- _Problem statement_: Keep only the lines where "Approx" appears.

- _Data supplied_:

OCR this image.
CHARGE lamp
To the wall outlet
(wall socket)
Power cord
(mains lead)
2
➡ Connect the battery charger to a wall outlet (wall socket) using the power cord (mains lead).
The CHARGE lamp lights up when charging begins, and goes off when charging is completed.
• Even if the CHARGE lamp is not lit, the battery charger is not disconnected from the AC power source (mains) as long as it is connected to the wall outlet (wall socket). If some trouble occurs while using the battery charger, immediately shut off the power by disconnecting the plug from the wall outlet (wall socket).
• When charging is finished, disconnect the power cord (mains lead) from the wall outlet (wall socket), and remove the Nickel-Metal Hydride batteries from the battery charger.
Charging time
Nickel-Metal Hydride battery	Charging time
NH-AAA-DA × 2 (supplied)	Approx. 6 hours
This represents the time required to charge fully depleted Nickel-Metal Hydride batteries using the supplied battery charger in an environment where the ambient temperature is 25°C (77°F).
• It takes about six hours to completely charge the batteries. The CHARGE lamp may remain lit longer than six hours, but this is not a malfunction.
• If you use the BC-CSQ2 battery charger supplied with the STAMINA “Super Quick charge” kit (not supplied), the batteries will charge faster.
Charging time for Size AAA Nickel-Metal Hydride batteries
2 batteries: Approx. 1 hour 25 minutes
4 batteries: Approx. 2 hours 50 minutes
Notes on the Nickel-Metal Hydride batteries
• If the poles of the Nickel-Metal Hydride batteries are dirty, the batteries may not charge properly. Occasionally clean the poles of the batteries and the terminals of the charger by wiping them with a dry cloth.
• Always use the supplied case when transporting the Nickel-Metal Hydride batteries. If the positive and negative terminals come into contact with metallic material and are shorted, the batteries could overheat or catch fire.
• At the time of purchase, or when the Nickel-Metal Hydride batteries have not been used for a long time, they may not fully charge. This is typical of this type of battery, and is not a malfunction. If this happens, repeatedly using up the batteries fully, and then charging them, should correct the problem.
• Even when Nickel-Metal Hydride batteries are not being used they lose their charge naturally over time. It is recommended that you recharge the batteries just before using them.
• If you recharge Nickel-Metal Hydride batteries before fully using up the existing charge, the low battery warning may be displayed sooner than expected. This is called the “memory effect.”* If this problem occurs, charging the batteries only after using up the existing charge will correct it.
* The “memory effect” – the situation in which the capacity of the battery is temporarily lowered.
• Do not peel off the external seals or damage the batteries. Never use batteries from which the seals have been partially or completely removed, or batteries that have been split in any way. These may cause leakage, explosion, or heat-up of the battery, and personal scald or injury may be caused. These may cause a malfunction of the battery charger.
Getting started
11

- _Written answer_:
NH-AAA-DA × 2 (supplied)	Approx. 6 hours
2 batteries: Approx. 1 hour 25 minutes
4 batteries: Approx. 2 hours 50 minutes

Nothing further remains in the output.